- [SET TASK]:
Return the material word for word. Do not include pictures.

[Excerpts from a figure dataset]
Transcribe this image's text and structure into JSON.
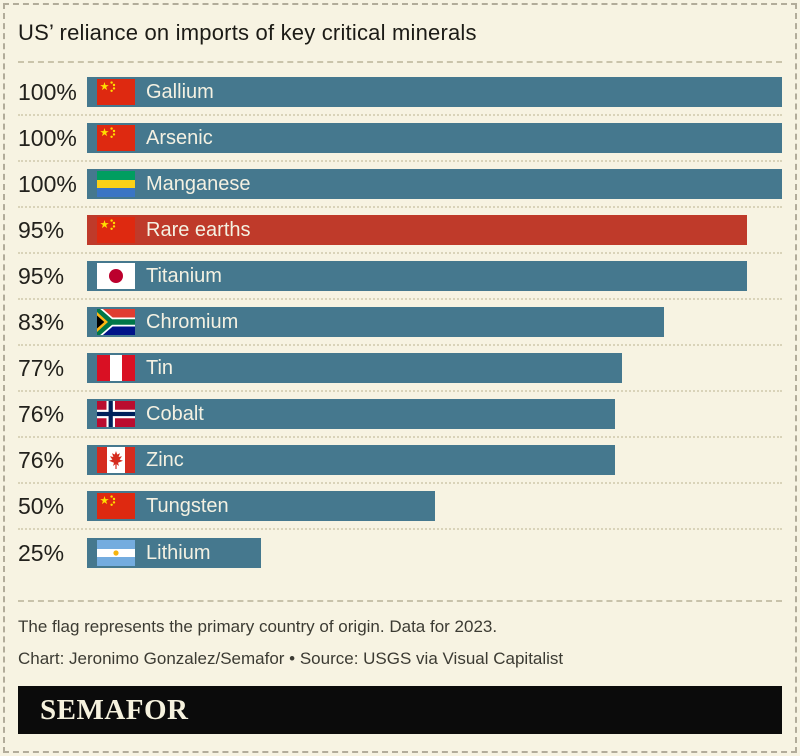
{
  "title": "US’ reliance on imports of key critical minerals",
  "colors": {
    "background": "#f7f3e2",
    "bar_default": "#45788e",
    "bar_highlight": "#bf3a2a",
    "bar_label_text": "#f4f1e2",
    "title_text": "#1c1b16",
    "footer_text": "#3c3b33",
    "logo_background": "#0b0b0b",
    "logo_text": "#f6f2de"
  },
  "chart_data": {
    "type": "bar",
    "orientation": "horizontal",
    "title": "US’ reliance on imports of key critical minerals",
    "unit": "%",
    "xlim": [
      0,
      100
    ],
    "grid": false,
    "legend": false,
    "rows": [
      {
        "value": 100,
        "value_label": "100%",
        "label": "Gallium",
        "flag": "china",
        "flag_icon": "china-flag-icon",
        "country": "China",
        "highlight": false
      },
      {
        "value": 100,
        "value_label": "100%",
        "label": "Arsenic",
        "flag": "china",
        "flag_icon": "china-flag-icon",
        "country": "China",
        "highlight": false
      },
      {
        "value": 100,
        "value_label": "100%",
        "label": "Manganese",
        "flag": "gabon",
        "flag_icon": "gabon-flag-icon",
        "country": "Gabon",
        "highlight": false
      },
      {
        "value": 95,
        "value_label": "95%",
        "label": "Rare earths",
        "flag": "china",
        "flag_icon": "china-flag-icon",
        "country": "China",
        "highlight": true
      },
      {
        "value": 95,
        "value_label": "95%",
        "label": "Titanium",
        "flag": "japan",
        "flag_icon": "japan-flag-icon",
        "country": "Japan",
        "highlight": false
      },
      {
        "value": 83,
        "value_label": "83%",
        "label": "Chromium",
        "flag": "south-africa",
        "flag_icon": "south-africa-flag-icon",
        "country": "South Africa",
        "highlight": false
      },
      {
        "value": 77,
        "value_label": "77%",
        "label": "Tin",
        "flag": "peru",
        "flag_icon": "peru-flag-icon",
        "country": "Peru",
        "highlight": false
      },
      {
        "value": 76,
        "value_label": "76%",
        "label": "Cobalt",
        "flag": "norway",
        "flag_icon": "norway-flag-icon",
        "country": "Norway",
        "highlight": false
      },
      {
        "value": 76,
        "value_label": "76%",
        "label": "Zinc",
        "flag": "canada",
        "flag_icon": "canada-flag-icon",
        "country": "Canada",
        "highlight": false
      },
      {
        "value": 50,
        "value_label": "50%",
        "label": "Tungsten",
        "flag": "china",
        "flag_icon": "china-flag-icon",
        "country": "China",
        "highlight": false
      },
      {
        "value": 25,
        "value_label": "25%",
        "label": "Lithium",
        "flag": "argentina",
        "flag_icon": "argentina-flag-icon",
        "country": "Argentina",
        "highlight": false
      }
    ]
  },
  "footer": {
    "note": "The flag represents the primary country of origin. Data for 2023.",
    "credit": "Chart: Jeronimo Gonzalez/Semafor • Source: USGS via Visual Capitalist",
    "logo": "SEMAFOR"
  }
}
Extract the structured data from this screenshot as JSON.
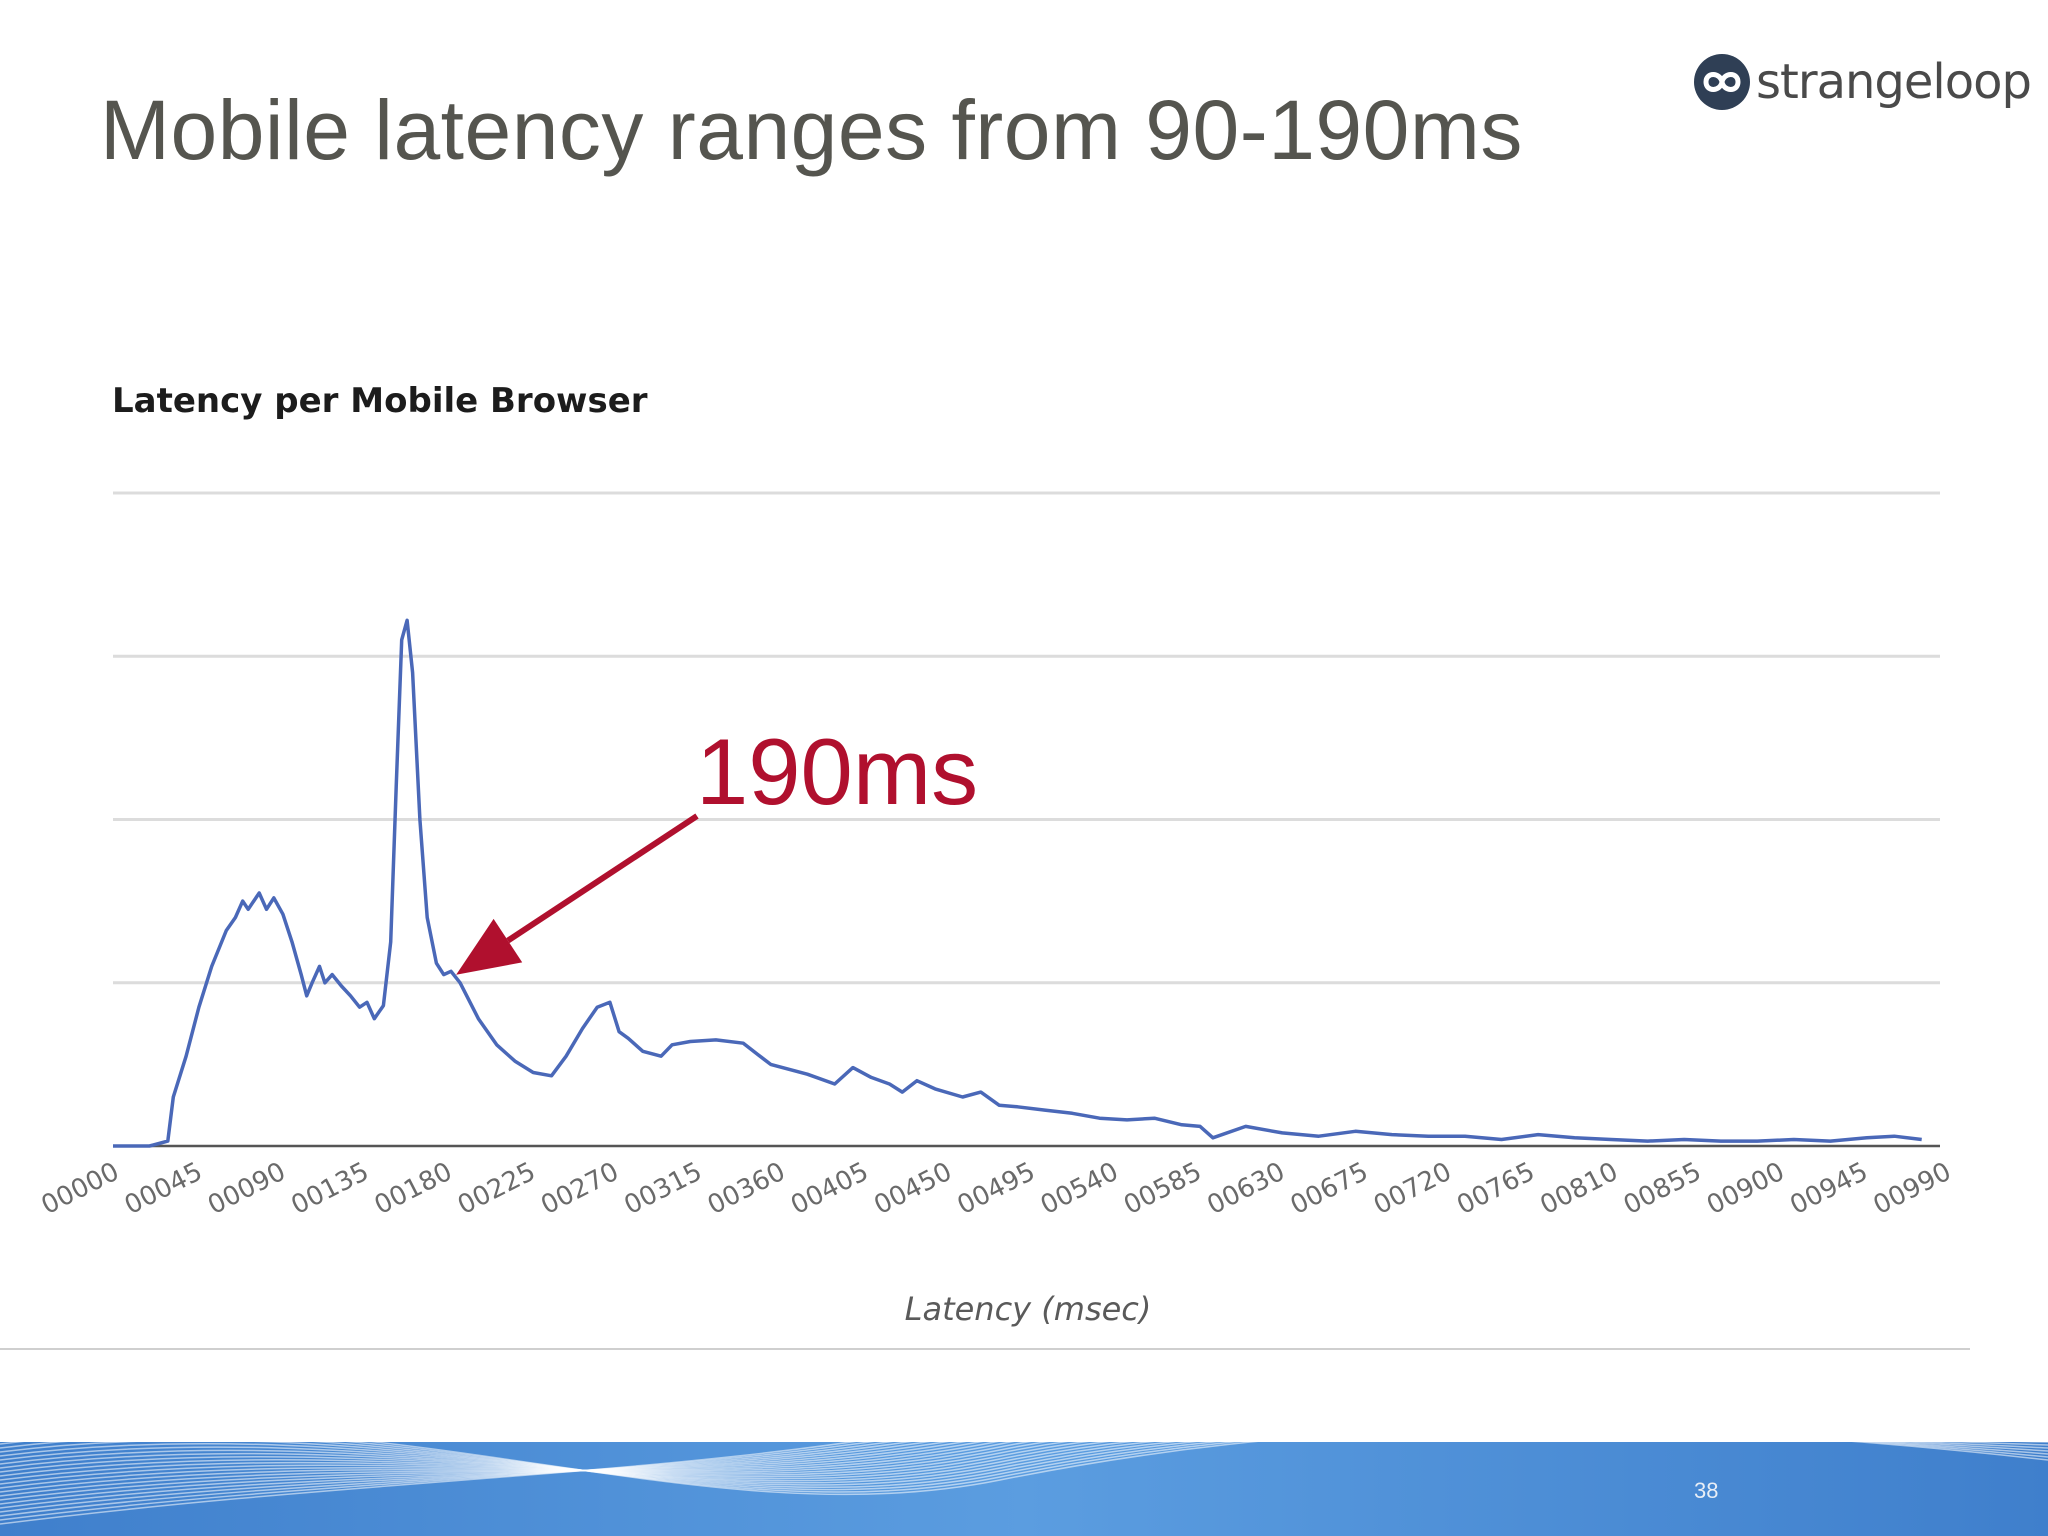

- [OUTPUT OF THE TASK]:
Transcribe this image's text and structure into JSON.
{
  "title": "US’ reliance on imports of key critical minerals",
  "colors": {
    "background": "#f7f3e2",
    "bar_default": "#45788e",
    "bar_highlight": "#bf3a2a",
    "bar_label_text": "#f4f1e2",
    "title_text": "#1c1b16",
    "footer_text": "#3c3b33",
    "logo_background": "#0b0b0b",
    "logo_text": "#f6f2de"
  },
  "chart_data": {
    "type": "bar",
    "orientation": "horizontal",
    "title": "US’ reliance on imports of key critical minerals",
    "unit": "%",
    "xlim": [
      0,
      100
    ],
    "grid": false,
    "legend": false,
    "rows": [
      {
        "value": 100,
        "value_label": "100%",
        "label": "Gallium",
        "flag": "china",
        "flag_icon": "china-flag-icon",
        "country": "China",
        "highlight": false
      },
      {
        "value": 100,
        "value_label": "100%",
        "label": "Arsenic",
        "flag": "china",
        "flag_icon": "china-flag-icon",
        "country": "China",
        "highlight": false
      },
      {
        "value": 100,
        "value_label": "100%",
        "label": "Manganese",
        "flag": "gabon",
        "flag_icon": "gabon-flag-icon",
        "country": "Gabon",
        "highlight": false
      },
      {
        "value": 95,
        "value_label": "95%",
        "label": "Rare earths",
        "flag": "china",
        "flag_icon": "china-flag-icon",
        "country": "China",
        "highlight": true
      },
      {
        "value": 95,
        "value_label": "95%",
        "label": "Titanium",
        "flag": "japan",
        "flag_icon": "japan-flag-icon",
        "country": "Japan",
        "highlight": false
      },
      {
        "value": 83,
        "value_label": "83%",
        "label": "Chromium",
        "flag": "south-africa",
        "flag_icon": "south-africa-flag-icon",
        "country": "South Africa",
        "highlight": false
      },
      {
        "value": 77,
        "value_label": "77%",
        "label": "Tin",
        "flag": "peru",
        "flag_icon": "peru-flag-icon",
        "country": "Peru",
        "highlight": false
      },
      {
        "value": 76,
        "value_label": "76%",
        "label": "Cobalt",
        "flag": "norway",
        "flag_icon": "norway-flag-icon",
        "country": "Norway",
        "highlight": false
      },
      {
        "value": 76,
        "value_label": "76%",
        "label": "Zinc",
        "flag": "canada",
        "flag_icon": "canada-flag-icon",
        "country": "Canada",
        "highlight": false
      },
      {
        "value": 50,
        "value_label": "50%",
        "label": "Tungsten",
        "flag": "china",
        "flag_icon": "china-flag-icon",
        "country": "China",
        "highlight": false
      },
      {
        "value": 25,
        "value_label": "25%",
        "label": "Lithium",
        "flag": "argentina",
        "flag_icon": "argentina-flag-icon",
        "country": "Argentina",
        "highlight": false
      }
    ]
  },
  "footer": {
    "note": "The flag represents the primary country of origin. Data for 2023.",
    "credit": "Chart: Jeronimo Gonzalez/Semafor • Source: USGS via Visual Capitalist",
    "logo": "SEMAFOR"
  }
}
Extract the structured data from this screenshot as JSON.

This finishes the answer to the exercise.